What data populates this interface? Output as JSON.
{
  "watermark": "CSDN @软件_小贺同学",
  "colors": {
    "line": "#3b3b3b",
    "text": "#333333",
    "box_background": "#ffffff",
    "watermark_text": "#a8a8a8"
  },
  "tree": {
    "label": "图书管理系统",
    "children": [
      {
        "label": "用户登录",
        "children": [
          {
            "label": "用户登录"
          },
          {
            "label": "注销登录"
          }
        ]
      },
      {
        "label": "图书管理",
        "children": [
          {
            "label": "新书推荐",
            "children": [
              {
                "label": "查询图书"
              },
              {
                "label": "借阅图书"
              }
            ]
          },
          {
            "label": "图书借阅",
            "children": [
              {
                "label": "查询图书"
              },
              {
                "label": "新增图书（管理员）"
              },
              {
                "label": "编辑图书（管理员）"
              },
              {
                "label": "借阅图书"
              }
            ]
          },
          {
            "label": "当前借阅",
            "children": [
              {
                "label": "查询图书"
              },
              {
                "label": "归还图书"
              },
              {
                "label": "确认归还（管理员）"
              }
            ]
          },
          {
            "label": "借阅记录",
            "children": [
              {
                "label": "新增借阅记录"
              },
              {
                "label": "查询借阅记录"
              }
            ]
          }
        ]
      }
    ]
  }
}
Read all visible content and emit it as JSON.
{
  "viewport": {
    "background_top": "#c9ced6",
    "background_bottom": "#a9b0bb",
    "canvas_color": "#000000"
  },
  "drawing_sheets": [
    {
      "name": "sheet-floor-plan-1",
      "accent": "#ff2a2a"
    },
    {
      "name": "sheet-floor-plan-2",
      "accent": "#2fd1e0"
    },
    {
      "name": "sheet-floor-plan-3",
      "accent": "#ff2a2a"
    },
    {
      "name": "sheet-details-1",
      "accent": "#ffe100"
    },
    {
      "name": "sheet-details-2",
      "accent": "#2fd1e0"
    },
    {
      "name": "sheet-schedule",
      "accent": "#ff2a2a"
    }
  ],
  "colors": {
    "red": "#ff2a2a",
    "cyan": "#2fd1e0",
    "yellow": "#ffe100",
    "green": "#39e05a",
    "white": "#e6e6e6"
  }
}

• • •

> [Task instructions]:
Return every entry verbatim.

> [Written solution]:
What data populates this interface? Output as JSON.
{
  "watermark": "CSDN @软件_小贺同学",
  "colors": {
    "line": "#3b3b3b",
    "text": "#333333",
    "box_background": "#ffffff",
    "watermark_text": "#a8a8a8"
  },
  "tree": {
    "label": "图书管理系统",
    "children": [
      {
        "label": "用户登录",
        "children": [
          {
            "label": "用户登录"
          },
          {
            "label": "注销登录"
          }
        ]
      },
      {
        "label": "图书管理",
        "children": [
          {
            "label": "新书推荐",
            "children": [
              {
                "label": "查询图书"
              },
              {
                "label": "借阅图书"
              }
            ]
          },
          {
            "label": "图书借阅",
            "children": [
              {
                "label": "查询图书"
              },
              {
                "label": "新增图书（管理员）"
              },
              {
                "label": "编辑图书（管理员）"
              },
              {
                "label": "借阅图书"
              }
            ]
          },
          {
            "label": "当前借阅",
            "children": [
              {
                "label": "查询图书"
              },
              {
                "label": "归还图书"
              },
              {
                "label": "确认归还（管理员）"
              }
            ]
          },
          {
            "label": "借阅记录",
            "children": [
              {
                "label": "新增借阅记录"
              },
              {
                "label": "查询借阅记录"
              }
            ]
          }
        ]
      }
    ]
  }
}
Read all visible content and emit it as JSON.
{
  "viewport": {
    "background_top": "#c9ced6",
    "background_bottom": "#a9b0bb",
    "canvas_color": "#000000"
  },
  "drawing_sheets": [
    {
      "name": "sheet-floor-plan-1",
      "accent": "#ff2a2a"
    },
    {
      "name": "sheet-floor-plan-2",
      "accent": "#2fd1e0"
    },
    {
      "name": "sheet-floor-plan-3",
      "accent": "#ff2a2a"
    },
    {
      "name": "sheet-details-1",
      "accent": "#ffe100"
    },
    {
      "name": "sheet-details-2",
      "accent": "#2fd1e0"
    },
    {
      "name": "sheet-schedule",
      "accent": "#ff2a2a"
    }
  ],
  "colors": {
    "red": "#ff2a2a",
    "cyan": "#2fd1e0",
    "yellow": "#ffe100",
    "green": "#39e05a",
    "white": "#e6e6e6"
  }
}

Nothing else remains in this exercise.